• [WORK REQUIRED] Out of the lines below, please list those that hold the string "text".

• [DATA EXTRACT]
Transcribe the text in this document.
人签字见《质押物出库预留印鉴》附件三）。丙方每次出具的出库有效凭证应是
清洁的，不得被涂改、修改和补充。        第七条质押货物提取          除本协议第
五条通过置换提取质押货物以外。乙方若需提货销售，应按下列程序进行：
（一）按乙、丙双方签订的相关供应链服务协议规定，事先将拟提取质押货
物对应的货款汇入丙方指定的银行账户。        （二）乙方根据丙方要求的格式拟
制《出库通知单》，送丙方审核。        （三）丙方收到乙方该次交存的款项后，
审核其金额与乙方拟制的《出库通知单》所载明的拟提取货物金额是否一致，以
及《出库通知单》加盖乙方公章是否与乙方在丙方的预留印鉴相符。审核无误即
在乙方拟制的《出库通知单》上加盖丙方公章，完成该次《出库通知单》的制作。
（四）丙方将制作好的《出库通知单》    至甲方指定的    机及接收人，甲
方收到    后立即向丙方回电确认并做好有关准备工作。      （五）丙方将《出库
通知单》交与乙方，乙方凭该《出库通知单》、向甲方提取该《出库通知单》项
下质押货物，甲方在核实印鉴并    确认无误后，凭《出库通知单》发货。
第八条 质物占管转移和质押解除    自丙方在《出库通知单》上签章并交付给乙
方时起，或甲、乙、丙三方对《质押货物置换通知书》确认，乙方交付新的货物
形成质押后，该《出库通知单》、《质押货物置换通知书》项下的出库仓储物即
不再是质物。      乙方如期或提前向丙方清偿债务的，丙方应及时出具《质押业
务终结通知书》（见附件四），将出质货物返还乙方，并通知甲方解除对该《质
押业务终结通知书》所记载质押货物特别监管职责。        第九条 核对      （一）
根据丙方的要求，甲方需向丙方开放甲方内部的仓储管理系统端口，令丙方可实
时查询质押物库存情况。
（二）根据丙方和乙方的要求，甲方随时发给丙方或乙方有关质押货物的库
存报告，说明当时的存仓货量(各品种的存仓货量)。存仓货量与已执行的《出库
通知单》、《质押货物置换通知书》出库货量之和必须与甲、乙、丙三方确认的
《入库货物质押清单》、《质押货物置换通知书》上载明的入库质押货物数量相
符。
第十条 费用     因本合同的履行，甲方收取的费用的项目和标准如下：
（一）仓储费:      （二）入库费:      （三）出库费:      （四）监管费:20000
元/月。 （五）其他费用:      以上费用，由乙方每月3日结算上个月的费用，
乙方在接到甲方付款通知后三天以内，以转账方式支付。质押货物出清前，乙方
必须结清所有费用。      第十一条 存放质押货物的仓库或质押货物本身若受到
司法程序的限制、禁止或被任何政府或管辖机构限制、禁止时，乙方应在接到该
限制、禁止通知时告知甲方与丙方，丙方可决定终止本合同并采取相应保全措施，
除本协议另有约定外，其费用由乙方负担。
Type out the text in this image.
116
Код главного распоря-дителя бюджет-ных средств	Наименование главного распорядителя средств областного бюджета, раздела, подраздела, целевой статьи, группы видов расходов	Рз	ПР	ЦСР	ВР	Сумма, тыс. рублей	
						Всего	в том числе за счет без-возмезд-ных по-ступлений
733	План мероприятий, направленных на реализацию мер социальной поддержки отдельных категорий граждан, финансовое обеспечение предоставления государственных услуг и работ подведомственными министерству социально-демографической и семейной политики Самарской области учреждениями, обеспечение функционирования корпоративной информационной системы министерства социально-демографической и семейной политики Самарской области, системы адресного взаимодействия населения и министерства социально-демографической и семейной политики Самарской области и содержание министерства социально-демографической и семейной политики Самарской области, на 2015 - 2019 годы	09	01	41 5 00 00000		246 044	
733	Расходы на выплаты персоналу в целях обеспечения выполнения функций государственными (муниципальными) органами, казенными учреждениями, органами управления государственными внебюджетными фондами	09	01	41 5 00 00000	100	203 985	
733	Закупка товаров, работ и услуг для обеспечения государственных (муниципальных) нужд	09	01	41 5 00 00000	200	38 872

• [RESULT FOR THIS TASK]
Transcribe the text in this document.
Type out the text in this image.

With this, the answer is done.